EXERCISE => How many lines of the data hold the word "Polyphenols"? State the number and nothing else.

[start]

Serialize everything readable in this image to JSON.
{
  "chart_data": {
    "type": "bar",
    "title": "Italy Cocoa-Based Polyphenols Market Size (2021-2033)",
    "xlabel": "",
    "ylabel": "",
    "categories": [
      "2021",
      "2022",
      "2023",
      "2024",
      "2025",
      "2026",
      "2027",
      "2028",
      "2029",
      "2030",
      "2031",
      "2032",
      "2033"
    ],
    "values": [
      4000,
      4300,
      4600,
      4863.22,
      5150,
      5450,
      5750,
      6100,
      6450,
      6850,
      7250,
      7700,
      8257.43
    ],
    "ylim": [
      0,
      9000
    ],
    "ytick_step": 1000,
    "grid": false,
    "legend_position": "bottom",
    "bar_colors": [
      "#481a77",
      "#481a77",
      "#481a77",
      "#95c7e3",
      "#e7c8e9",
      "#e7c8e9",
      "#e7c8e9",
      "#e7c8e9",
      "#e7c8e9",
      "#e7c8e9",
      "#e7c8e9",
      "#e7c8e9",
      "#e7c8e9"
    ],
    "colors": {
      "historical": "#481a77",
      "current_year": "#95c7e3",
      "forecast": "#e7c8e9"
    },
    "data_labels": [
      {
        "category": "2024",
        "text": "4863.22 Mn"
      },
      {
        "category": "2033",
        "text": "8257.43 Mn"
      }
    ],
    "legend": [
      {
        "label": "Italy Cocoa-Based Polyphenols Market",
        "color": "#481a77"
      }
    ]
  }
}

[end]

REPLY => 2